From the records below, pull each line that has "DOMContentLoaded".
※ ※ ※
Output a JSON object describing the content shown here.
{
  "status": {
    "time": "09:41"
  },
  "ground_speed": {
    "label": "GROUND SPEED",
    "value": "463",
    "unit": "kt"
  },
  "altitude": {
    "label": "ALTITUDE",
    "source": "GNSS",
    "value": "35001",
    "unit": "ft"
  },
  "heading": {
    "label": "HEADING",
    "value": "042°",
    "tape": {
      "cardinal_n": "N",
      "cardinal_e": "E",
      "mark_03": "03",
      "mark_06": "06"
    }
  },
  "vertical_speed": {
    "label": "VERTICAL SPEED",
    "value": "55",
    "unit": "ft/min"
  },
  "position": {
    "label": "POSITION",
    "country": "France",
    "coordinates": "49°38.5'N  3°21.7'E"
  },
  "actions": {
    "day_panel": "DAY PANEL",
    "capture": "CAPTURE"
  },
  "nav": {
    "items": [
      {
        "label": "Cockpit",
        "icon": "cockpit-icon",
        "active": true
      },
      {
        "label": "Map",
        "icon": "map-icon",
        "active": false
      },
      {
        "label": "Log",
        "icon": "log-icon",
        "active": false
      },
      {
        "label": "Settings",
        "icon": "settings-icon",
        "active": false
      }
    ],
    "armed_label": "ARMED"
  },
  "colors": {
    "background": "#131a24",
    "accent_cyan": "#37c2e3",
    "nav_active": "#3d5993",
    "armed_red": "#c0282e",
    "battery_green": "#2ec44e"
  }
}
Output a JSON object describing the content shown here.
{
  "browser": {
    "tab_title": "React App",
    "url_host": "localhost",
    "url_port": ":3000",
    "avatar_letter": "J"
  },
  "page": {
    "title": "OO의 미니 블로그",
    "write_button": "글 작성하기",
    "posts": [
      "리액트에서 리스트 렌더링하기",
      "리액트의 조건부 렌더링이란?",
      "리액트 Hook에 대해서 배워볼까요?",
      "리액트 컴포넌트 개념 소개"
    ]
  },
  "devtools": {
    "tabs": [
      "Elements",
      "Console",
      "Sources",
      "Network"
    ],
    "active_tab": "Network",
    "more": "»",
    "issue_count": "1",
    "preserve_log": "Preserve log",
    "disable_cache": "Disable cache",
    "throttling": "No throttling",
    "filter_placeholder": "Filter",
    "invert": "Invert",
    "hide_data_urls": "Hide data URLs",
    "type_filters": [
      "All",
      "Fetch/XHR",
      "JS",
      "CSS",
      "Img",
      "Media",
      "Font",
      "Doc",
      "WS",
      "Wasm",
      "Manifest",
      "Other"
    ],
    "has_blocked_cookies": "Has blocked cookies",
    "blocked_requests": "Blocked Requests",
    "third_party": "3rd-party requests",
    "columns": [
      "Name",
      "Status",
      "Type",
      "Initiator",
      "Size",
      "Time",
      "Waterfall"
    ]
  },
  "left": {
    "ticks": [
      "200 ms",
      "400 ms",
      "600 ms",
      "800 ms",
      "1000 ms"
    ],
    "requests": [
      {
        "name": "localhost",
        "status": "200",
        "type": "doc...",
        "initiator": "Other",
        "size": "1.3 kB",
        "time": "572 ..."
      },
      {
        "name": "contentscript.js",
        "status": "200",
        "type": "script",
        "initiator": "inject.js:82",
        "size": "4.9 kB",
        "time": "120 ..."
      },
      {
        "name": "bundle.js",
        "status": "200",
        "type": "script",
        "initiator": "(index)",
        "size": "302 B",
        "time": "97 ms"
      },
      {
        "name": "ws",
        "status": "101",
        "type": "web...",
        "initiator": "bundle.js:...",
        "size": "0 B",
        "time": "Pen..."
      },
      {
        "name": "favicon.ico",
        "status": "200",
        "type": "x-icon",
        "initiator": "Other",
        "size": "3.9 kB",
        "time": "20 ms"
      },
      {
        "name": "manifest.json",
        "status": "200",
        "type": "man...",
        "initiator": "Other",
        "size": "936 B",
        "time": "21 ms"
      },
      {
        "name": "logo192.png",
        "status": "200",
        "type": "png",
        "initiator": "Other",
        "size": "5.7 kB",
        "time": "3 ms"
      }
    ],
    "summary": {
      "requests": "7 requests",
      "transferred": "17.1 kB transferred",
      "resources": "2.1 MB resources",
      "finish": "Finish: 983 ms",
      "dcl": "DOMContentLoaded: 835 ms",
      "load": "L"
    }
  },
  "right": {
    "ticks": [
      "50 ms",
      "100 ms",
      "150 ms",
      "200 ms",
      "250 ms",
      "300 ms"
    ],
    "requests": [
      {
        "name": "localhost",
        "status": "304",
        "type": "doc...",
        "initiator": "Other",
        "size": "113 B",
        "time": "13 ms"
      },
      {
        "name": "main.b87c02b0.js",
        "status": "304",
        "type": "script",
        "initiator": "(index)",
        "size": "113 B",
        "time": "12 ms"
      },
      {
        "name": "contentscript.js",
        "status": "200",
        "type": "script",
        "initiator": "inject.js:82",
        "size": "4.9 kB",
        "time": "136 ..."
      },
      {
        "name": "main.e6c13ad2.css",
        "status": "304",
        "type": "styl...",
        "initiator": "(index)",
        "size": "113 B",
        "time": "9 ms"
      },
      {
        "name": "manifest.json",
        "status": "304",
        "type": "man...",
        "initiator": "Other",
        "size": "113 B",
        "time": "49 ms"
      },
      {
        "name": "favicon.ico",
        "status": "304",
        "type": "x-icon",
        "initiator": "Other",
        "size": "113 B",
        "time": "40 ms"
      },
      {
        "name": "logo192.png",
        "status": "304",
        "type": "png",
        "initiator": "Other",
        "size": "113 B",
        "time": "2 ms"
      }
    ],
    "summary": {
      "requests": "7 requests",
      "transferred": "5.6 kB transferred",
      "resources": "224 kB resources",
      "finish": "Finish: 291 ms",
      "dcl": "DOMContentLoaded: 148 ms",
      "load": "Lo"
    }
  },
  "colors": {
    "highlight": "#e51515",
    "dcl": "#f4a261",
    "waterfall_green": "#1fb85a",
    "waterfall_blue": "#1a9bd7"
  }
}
※ ※ ※
Complete answer
      "dcl": "DOMContentLoaded: 835 ms",
      "dcl": "DOMContentLoaded: 148 ms",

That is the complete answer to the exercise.